* [Проверьте понимание]:
1. Ответьте по тексту о Чернобыльской аварии на вопросы:
(a) Кого Акимов попросил пойти в центральный зал?
(b) В каком году Проскуряков начал работать на Чернобыльской АЭС?
(c) В каком городе родился Кудрявцев?
2. Перепечатайте из текста о Чернобыльской аварии отрывок от слов «Виктор Васильевич Проскуряков» до слов «старшего инженера реактора.».
3. Продолжите текст о Чернобыльской аварии, начав сразу после его последнего предложения.

* [Текст]:
***
Акимов переключился на другое: надо доложить Брюханову, Фомину... Надо... Ох как много всего надо... Реактор без воды... Стержни СУЗ застряли на полпути... Сознание спутывалось, его ду­шил... да, его душил стыд... То горячая, то ледяная волна обжигала сердце, как только воспаленное сознание пыталось донести до него всю правду случившегося. Ах этот чертов шок... шок от сознания ве­личайшей ответственности. Вся тяжесть ее горой навалилась на него. Что-то надо делать. Все ждут от него... Рядом без дела толкаются стажеры СИУРа Проскуряков и Кудрявцев. Стержни застряли... Ко­нечно... А если вручную из центрального зала опустить вниз?.. Идея...

—              Проскуряков, Кудрявцев... — В тоне Акимова просительность, хотя имел полное право приказывать. Все, кто оказался в помещении БЩУ в момент аварии, попали в его непосредственное распоряжение. Но он просил: — Парни, надо быстренько в центральный зал... за рукояточки покрутите... надо опустить СУЗы вниз вручную. Что-то отсюда не идет...

Проскуряков и Кудрявцев пошли. Хорошие мои, пошли. Моло­дые, такие молодые и ни в чем не виноватые. Пошли к смерти.

 

Семья В.В. Проскурякова. 1983 г.

Виктор Васильевич Проскуряков родился в 1955 г. в Свободном, окончил школу № 192. Трудовую деятельность на Чернобыльской АЭС начал в 1982 году после окончания Томского политехнического института. За 4 года прошёл путь от начинающего специалиста до старшего инженера реактора.

Награжды: орден "Знак Почета" (СССР), орден "За мужність" ІІІ ступеня

В первые часы аварии на четвертом энергоблоке принял участие в ликвидации аварии, обследовании оборудования реакторного отделения, обеспечении мер по локализации аварии и предотвращению ее распространения.

Скончался 17 мая 1986 года от лучевой болезни в 6-й Московской клинической больнице.

 

 

Кудрявцев Александр Геннадиевич родился 11 декабря 1957 года в городе Кирове. В 1981 году окончил Ленинградский политехнический институт. Трудовую деятельность на Чернобыльской АЭС начал 15 апреля 1981 на правах молодого специалиста в должности оператора реакторного отделения реакторного цеха. С 7 июля 1981 г. работал инженером управления блоком, постоянно занимался повышением своего профессионального уровня, с ноября 1985 г. стажировался на должность старшего инженера управления реактором.
***
* [Раздел данных]:
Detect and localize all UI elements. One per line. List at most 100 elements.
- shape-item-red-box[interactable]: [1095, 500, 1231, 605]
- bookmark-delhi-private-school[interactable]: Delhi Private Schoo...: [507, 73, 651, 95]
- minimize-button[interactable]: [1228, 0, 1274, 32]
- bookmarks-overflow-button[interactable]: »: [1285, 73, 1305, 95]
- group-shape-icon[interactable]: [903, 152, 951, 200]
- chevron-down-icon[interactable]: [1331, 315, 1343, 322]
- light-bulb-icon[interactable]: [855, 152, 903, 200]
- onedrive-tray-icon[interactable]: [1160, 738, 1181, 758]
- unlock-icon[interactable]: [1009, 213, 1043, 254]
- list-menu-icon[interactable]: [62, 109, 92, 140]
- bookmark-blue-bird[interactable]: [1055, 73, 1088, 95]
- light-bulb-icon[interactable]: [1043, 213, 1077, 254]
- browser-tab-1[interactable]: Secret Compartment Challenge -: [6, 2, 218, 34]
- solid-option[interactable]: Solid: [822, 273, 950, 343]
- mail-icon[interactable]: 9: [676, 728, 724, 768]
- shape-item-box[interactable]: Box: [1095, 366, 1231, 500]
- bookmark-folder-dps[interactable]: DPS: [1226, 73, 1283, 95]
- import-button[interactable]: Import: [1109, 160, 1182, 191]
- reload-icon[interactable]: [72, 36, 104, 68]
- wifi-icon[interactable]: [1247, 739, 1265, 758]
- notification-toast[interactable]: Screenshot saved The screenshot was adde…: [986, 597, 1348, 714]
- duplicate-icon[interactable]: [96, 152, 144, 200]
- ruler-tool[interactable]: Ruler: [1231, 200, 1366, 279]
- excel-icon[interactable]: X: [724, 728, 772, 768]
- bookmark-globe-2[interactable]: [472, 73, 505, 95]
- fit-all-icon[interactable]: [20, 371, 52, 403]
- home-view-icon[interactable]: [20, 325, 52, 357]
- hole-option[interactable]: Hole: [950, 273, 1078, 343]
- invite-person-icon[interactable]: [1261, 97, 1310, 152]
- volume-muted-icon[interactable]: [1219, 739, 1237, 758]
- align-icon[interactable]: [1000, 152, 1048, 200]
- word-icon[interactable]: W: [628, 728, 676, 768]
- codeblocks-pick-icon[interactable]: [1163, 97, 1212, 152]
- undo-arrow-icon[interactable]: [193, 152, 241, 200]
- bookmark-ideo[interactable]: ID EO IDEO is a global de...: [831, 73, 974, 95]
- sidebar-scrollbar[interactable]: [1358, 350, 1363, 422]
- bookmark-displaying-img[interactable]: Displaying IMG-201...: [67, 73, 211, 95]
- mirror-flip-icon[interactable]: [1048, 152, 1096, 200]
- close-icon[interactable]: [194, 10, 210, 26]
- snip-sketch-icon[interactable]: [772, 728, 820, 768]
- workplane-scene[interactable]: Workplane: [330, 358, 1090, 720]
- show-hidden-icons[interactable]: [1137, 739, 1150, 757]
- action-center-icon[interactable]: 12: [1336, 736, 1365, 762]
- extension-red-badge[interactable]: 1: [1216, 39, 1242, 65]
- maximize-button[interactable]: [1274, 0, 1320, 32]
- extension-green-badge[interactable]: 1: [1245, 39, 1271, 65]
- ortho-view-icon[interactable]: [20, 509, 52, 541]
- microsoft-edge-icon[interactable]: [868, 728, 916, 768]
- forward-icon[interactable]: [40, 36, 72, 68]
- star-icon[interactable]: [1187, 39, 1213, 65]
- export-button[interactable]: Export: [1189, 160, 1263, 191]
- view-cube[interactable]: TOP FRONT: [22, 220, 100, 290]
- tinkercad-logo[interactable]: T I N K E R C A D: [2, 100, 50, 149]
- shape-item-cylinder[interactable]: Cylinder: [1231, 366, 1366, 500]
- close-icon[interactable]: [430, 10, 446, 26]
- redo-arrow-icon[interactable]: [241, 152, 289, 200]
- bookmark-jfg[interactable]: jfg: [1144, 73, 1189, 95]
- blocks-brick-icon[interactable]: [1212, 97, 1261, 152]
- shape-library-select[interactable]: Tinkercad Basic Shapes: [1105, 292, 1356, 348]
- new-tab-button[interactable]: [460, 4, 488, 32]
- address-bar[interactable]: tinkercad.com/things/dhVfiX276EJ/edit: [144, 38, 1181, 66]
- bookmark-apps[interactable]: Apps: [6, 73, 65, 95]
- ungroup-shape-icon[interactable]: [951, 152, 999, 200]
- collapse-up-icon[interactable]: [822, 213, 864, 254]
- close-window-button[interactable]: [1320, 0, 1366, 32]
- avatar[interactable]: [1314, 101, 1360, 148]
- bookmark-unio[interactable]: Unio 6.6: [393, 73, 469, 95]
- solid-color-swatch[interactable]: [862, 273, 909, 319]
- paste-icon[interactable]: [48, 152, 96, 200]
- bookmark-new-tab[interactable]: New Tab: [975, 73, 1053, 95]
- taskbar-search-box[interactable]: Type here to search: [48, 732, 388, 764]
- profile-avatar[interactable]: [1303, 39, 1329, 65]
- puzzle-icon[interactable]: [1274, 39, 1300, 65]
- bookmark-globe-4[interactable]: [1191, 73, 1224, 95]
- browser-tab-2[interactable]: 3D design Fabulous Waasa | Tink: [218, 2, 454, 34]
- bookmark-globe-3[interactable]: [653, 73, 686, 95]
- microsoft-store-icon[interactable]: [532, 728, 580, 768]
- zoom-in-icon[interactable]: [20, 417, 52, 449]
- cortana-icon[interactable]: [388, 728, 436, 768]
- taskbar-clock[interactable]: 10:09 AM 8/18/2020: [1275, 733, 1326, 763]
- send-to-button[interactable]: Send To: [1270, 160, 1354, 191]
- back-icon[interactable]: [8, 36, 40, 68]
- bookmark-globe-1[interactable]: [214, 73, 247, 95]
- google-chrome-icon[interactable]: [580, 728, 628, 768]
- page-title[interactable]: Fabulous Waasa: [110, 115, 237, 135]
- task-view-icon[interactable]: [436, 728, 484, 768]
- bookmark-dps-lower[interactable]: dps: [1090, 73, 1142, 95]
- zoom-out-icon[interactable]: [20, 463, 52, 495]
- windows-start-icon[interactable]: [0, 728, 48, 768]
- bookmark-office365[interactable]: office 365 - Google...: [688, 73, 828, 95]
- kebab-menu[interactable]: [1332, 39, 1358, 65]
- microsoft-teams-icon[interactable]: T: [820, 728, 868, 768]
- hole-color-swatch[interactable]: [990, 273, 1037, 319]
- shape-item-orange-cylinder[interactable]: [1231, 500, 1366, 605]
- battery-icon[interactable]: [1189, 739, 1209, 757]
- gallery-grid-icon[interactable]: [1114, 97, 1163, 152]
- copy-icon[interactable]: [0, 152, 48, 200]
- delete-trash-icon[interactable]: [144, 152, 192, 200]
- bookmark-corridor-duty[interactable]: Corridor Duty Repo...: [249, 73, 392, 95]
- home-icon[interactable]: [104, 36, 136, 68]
***
* [Ответы к заданиям]:
1.
(a) Проскурякова и Кудрявцева.
(b) В 1982 году.
(c) В Кирове.

2.
Виктор Васильевич Проскуряков родился в 1955 г. в Свободном, окончил школу № 192. Трудовую деятельность на Чернобыльской АЭС начал в 1982 году после окончания Томского политехнического института. За 4 года прошёл путь от начинающего специалиста до старшего инженера реактора.

3.
На ЧАЭС он практически вслепую обесточивал оборудование, разбирал электросхемы, тушил возгорания, искал и выносил пострадавших. Он работал даже тогда, когда, по мнению медиков, должен был уже погибнуть. Это произошло чуть позже. 14 мая 1986 года 28-летний оператор скончался в московской больнице от лучевой болезни. За свой подвиг он был посмертно награжден орденом «За мужество». Скончался 14 мая 1986 года от лучевой болезни в 6-й Московской клинической больнице.

 

Валерий Перевозченко, кажется, первый понял весь ужас слу­чившегося. Он видел начало катастрофы. Он уже верил в невосполнимость, в страшную правду разрушений. Он видел в центральном зале такое... После того, что он видел, реактор существовать не мо­жет. Его просто нет. А раз его нет, значит... Надо спасать людей. Ему подчиненных парней надо спасать. Он за их жизни головой в ответе. Так свою ответственность определил в эти минуты начальник смены реакторного цеха Валерий Иванович Перевозченко. И первое, что он сделал, пошел искать Валеру Ходемчука...

 

Валерий Ильич Ходемчук (24 марта 1951 — 26 апреля 1986) — работник ЧАЭС, старший оператор главных циркуляционных насосов реакторного цеха № 2. Выполнял свои трудовые обязанности в ночную смену на Чернобыльской АЭС в ночь с 25 на 26 апреля 1986 года.

На Чернобыльской АЭС начал свою трудовую деятельность 4 сентября 1973 года. Работал машинистом котлов, старшим машинистом котлов цеха тепловых и подземных коммуникаций, оператором 6 группы, старшим оператором 7 группы главного циркуляционного насоса 4-го энергоблока реакторного цеха.

В ночь на 26 апреля 1986 года Валерий Иванович стал первым, у кого остановилось сердце в момент страшного взрыва. Четвертый блок навсегда стал для него и могилой и памятью.

 

 

Полынь - трава горькая...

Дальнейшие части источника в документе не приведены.